:: INPUT FOR THIS TASK

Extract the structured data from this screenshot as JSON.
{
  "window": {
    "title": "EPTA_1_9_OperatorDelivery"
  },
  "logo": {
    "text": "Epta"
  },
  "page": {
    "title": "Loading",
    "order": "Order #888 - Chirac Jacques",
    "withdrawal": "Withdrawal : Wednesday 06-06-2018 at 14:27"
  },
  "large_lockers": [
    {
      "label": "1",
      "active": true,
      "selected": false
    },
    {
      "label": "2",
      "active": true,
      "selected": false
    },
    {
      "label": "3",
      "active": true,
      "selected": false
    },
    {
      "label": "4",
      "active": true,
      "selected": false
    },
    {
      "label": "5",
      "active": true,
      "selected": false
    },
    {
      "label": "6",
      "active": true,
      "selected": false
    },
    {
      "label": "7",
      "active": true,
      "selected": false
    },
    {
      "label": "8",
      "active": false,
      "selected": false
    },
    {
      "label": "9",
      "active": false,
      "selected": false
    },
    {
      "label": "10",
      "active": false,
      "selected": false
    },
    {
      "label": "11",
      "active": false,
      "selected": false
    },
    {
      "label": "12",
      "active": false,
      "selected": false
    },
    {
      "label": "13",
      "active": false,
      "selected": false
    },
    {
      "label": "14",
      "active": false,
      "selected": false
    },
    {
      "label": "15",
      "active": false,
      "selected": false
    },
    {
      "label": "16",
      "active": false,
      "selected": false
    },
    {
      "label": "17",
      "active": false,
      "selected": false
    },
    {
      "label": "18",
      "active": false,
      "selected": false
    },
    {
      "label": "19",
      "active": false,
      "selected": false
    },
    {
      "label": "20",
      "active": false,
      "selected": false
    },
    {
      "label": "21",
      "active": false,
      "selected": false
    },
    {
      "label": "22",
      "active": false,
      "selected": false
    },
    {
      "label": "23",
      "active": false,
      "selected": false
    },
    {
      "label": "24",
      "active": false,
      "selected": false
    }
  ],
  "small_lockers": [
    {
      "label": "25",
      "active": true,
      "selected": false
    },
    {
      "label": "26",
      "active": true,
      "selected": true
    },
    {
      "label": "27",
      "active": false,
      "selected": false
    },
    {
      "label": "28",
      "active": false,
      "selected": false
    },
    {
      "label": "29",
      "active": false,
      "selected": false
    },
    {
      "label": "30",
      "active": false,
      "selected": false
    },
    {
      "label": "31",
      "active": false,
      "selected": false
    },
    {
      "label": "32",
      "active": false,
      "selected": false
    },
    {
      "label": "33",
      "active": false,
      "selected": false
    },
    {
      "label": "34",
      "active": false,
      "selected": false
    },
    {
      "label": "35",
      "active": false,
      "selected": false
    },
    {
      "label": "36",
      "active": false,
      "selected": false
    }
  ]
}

::::

STATED EXERCISE. Gather all lines where the word "title" appears.

OUTPUT FOR THIS EXERCISE.
    "title": "EPTA_1_9_OperatorDelivery"
    "title": "Loading",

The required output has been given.